▶ [Aim of the task]: Please write out the material below exactly as given.

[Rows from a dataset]
-- Start --

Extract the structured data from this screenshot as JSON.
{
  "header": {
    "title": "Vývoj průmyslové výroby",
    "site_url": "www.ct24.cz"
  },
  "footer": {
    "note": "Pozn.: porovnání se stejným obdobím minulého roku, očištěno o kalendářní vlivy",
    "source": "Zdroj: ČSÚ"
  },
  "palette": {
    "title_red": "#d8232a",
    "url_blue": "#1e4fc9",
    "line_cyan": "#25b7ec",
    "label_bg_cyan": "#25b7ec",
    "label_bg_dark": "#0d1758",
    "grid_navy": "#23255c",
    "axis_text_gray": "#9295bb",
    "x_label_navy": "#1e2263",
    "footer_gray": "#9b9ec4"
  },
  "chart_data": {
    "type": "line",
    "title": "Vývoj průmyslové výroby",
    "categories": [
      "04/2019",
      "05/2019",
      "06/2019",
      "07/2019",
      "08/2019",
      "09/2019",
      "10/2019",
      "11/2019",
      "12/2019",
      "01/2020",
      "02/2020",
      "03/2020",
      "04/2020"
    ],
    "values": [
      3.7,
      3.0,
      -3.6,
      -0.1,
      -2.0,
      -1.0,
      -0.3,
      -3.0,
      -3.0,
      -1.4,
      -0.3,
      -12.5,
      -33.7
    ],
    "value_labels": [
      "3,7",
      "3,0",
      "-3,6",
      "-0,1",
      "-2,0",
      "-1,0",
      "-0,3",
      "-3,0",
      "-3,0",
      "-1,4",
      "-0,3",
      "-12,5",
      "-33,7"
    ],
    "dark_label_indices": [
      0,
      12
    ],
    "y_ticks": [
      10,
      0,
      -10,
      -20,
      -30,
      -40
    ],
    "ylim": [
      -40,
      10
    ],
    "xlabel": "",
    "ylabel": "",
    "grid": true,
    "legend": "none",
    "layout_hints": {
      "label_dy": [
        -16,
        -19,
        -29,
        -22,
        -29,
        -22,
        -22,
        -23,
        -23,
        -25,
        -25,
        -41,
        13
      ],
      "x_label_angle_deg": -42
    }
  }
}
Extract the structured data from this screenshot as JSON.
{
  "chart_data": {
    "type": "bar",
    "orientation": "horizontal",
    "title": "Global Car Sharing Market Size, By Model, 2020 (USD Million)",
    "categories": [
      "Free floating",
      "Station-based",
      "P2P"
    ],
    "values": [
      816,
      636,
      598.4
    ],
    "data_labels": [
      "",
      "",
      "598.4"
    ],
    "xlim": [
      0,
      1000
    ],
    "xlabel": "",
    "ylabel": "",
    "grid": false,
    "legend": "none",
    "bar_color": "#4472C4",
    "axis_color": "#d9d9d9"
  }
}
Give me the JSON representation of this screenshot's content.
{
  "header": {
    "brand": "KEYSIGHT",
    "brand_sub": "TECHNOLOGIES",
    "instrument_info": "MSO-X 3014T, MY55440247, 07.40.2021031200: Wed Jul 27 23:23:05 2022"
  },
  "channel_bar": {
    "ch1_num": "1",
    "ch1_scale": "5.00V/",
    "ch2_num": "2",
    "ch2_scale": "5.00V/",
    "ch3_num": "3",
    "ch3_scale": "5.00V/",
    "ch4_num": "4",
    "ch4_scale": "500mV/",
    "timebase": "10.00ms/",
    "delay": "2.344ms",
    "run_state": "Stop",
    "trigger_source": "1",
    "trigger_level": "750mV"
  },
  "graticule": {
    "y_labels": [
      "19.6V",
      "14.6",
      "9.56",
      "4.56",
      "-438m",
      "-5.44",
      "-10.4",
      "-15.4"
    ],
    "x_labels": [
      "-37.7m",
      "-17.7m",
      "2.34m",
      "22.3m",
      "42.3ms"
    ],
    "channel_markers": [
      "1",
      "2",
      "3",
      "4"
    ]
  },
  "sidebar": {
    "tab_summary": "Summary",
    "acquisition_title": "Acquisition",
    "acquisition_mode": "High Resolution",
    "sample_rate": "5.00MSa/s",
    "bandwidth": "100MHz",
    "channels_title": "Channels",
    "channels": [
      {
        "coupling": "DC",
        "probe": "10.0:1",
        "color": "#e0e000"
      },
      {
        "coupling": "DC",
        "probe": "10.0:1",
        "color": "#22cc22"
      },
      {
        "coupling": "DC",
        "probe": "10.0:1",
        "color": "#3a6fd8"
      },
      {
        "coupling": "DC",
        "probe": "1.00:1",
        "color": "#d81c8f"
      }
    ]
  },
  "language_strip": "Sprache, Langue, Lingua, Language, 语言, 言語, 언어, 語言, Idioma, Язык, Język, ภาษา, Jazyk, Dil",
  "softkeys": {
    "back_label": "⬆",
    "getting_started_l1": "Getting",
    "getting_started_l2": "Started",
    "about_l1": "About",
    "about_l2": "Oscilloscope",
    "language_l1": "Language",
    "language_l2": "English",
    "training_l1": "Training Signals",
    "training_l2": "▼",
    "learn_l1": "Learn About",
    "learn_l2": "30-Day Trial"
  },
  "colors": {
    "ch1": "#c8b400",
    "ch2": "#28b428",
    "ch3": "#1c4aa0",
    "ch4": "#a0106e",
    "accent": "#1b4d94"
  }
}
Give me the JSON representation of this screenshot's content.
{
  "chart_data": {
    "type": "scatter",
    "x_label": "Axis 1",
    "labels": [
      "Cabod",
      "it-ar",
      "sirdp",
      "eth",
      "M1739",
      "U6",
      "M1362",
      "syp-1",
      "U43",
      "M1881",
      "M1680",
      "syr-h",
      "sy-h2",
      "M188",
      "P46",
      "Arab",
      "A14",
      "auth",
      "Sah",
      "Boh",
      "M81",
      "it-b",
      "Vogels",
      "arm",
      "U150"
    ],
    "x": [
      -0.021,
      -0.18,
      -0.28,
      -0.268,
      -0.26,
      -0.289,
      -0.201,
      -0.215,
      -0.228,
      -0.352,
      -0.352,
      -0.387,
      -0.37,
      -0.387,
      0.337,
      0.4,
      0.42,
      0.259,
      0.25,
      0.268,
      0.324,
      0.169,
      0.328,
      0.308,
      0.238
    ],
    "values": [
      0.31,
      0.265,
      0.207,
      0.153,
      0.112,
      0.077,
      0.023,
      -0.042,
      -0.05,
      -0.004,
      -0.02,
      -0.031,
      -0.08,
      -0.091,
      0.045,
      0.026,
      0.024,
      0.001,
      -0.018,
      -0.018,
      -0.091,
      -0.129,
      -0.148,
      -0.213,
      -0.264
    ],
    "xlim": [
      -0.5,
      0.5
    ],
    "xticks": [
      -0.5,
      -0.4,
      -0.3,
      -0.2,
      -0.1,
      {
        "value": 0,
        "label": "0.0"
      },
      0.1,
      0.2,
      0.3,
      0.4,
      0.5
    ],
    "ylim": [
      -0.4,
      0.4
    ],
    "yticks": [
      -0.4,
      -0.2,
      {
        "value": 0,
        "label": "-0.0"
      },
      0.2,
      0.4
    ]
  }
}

-- End --

▶ [The reply]:
Extract the structured data from this screenshot as JSON.
{
  "header": {
    "title": "Vývoj průmyslové výroby",
    "site_url": "www.ct24.cz"
  },
  "footer": {
    "note": "Pozn.: porovnání se stejným obdobím minulého roku, očištěno o kalendářní vlivy",
    "source": "Zdroj: ČSÚ"
  },
  "palette": {
    "title_red": "#d8232a",
    "url_blue": "#1e4fc9",
    "line_cyan": "#25b7ec",
    "label_bg_cyan": "#25b7ec",
    "label_bg_dark": "#0d1758",
    "grid_navy": "#23255c",
    "axis_text_gray": "#9295bb",
    "x_label_navy": "#1e2263",
    "footer_gray": "#9b9ec4"
  },
  "chart_data": {
    "type": "line",
    "title": "Vývoj průmyslové výroby",
    "categories": [
      "04/2019",
      "05/2019",
      "06/2019",
      "07/2019",
      "08/2019",
      "09/2019",
      "10/2019",
      "11/2019",
      "12/2019",
      "01/2020",
      "02/2020",
      "03/2020",
      "04/2020"
    ],
    "values": [
      3.7,
      3.0,
      -3.6,
      -0.1,
      -2.0,
      -1.0,
      -0.3,
      -3.0,
      -3.0,
      -1.4,
      -0.3,
      -12.5,
      -33.7
    ],
    "value_labels": [
      "3,7",
      "3,0",
      "-3,6",
      "-0,1",
      "-2,0",
      "-1,0",
      "-0,3",
      "-3,0",
      "-3,0",
      "-1,4",
      "-0,3",
      "-12,5",
      "-33,7"
    ],
    "dark_label_indices": [
      0,
      12
    ],
    "y_ticks": [
      10,
      0,
      -10,
      -20,
      -30,
      -40
    ],
    "ylim": [
      -40,
      10
    ],
    "xlabel": "",
    "ylabel": "",
    "grid": true,
    "legend": "none",
    "layout_hints": {
      "label_dy": [
        -16,
        -19,
        -29,
        -22,
        -29,
        -22,
        -22,
        -23,
        -23,
        -25,
        -25,
        -41,
        13
      ],
      "x_label_angle_deg": -42
    }
  }
}
Extract the structured data from this screenshot as JSON.
{
  "chart_data": {
    "type": "bar",
    "orientation": "horizontal",
    "title": "Global Car Sharing Market Size, By Model, 2020 (USD Million)",
    "categories": [
      "Free floating",
      "Station-based",
      "P2P"
    ],
    "values": [
      816,
      636,
      598.4
    ],
    "data_labels": [
      "",
      "",
      "598.4"
    ],
    "xlim": [
      0,
      1000
    ],
    "xlabel": "",
    "ylabel": "",
    "grid": false,
    "legend": "none",
    "bar_color": "#4472C4",
    "axis_color": "#d9d9d9"
  }
}
Give me the JSON representation of this screenshot's content.
{
  "header": {
    "brand": "KEYSIGHT",
    "brand_sub": "TECHNOLOGIES",
    "instrument_info": "MSO-X 3014T, MY55440247, 07.40.2021031200: Wed Jul 27 23:23:05 2022"
  },
  "channel_bar": {
    "ch1_num": "1",
    "ch1_scale": "5.00V/",
    "ch2_num": "2",
    "ch2_scale": "5.00V/",
    "ch3_num": "3",
    "ch3_scale": "5.00V/",
    "ch4_num": "4",
    "ch4_scale": "500mV/",
    "timebase": "10.00ms/",
    "delay": "2.344ms",
    "run_state": "Stop",
    "trigger_source": "1",
    "trigger_level": "750mV"
  },
  "graticule": {
    "y_labels": [
      "19.6V",
      "14.6",
      "9.56",
      "4.56",
      "-438m",
      "-5.44",
      "-10.4",
      "-15.4"
    ],
    "x_labels": [
      "-37.7m",
      "-17.7m",
      "2.34m",
      "22.3m",
      "42.3ms"
    ],
    "channel_markers": [
      "1",
      "2",
      "3",
      "4"
    ]
  },
  "sidebar": {
    "tab_summary": "Summary",
    "acquisition_title": "Acquisition",
    "acquisition_mode": "High Resolution",
    "sample_rate": "5.00MSa/s",
    "bandwidth": "100MHz",
    "channels_title": "Channels",
    "channels": [
      {
        "coupling": "DC",
        "probe": "10.0:1",
        "color": "#e0e000"
      },
      {
        "coupling": "DC",
        "probe": "10.0:1",
        "color": "#22cc22"
      },
      {
        "coupling": "DC",
        "probe": "10.0:1",
        "color": "#3a6fd8"
      },
      {
        "coupling": "DC",
        "probe": "1.00:1",
        "color": "#d81c8f"
      }
    ]
  },
  "language_strip": "Sprache, Langue, Lingua, Language, 语言, 言語, 언어, 語言, Idioma, Язык, Język, ภาษา, Jazyk, Dil",
  "softkeys": {
    "back_label": "⬆",
    "getting_started_l1": "Getting",
    "getting_started_l2": "Started",
    "about_l1": "About",
    "about_l2": "Oscilloscope",
    "language_l1": "Language",
    "language_l2": "English",
    "training_l1": "Training Signals",
    "training_l2": "▼",
    "learn_l1": "Learn About",
    "learn_l2": "30-Day Trial"
  },
  "colors": {
    "ch1": "#c8b400",
    "ch2": "#28b428",
    "ch3": "#1c4aa0",
    "ch4": "#a0106e",
    "accent": "#1b4d94"
  }
}
Give me the JSON representation of this screenshot's content.
{
  "chart_data": {
    "type": "scatter",
    "x_label": "Axis 1",
    "labels": [
      "Cabod",
      "it-ar",
      "sirdp",
      "eth",
      "M1739",
      "U6",
      "M1362",
      "syp-1",
      "U43",
      "M1881",
      "M1680",
      "syr-h",
      "sy-h2",
      "M188",
      "P46",
      "Arab",
      "A14",
      "auth",
      "Sah",
      "Boh",
      "M81",
      "it-b",
      "Vogels",
      "arm",
      "U150"
    ],
    "x": [
      -0.021,
      -0.18,
      -0.28,
      -0.268,
      -0.26,
      -0.289,
      -0.201,
      -0.215,
      -0.228,
      -0.352,
      -0.352,
      -0.387,
      -0.37,
      -0.387,
      0.337,
      0.4,
      0.42,
      0.259,
      0.25,
      0.268,
      0.324,
      0.169,
      0.328,
      0.308,
      0.238
    ],
    "values": [
      0.31,
      0.265,
      0.207,
      0.153,
      0.112,
      0.077,
      0.023,
      -0.042,
      -0.05,
      -0.004,
      -0.02,
      -0.031,
      -0.08,
      -0.091,
      0.045,
      0.026,
      0.024,
      0.001,
      -0.018,
      -0.018,
      -0.091,
      -0.129,
      -0.148,
      -0.213,
      -0.264
    ],
    "xlim": [
      -0.5,
      0.5
    ],
    "xticks": [
      -0.5,
      -0.4,
      -0.3,
      -0.2,
      -0.1,
      {
        "value": 0,
        "label": "0.0"
      },
      0.1,
      0.2,
      0.3,
      0.4,
      0.5
    ],
    "ylim": [
      -0.4,
      0.4
    ],
    "yticks": [
      -0.4,
      -0.2,
      {
        "value": 0,
        "label": "-0.0"
      },
      0.2,
      0.4
    ]
  }
}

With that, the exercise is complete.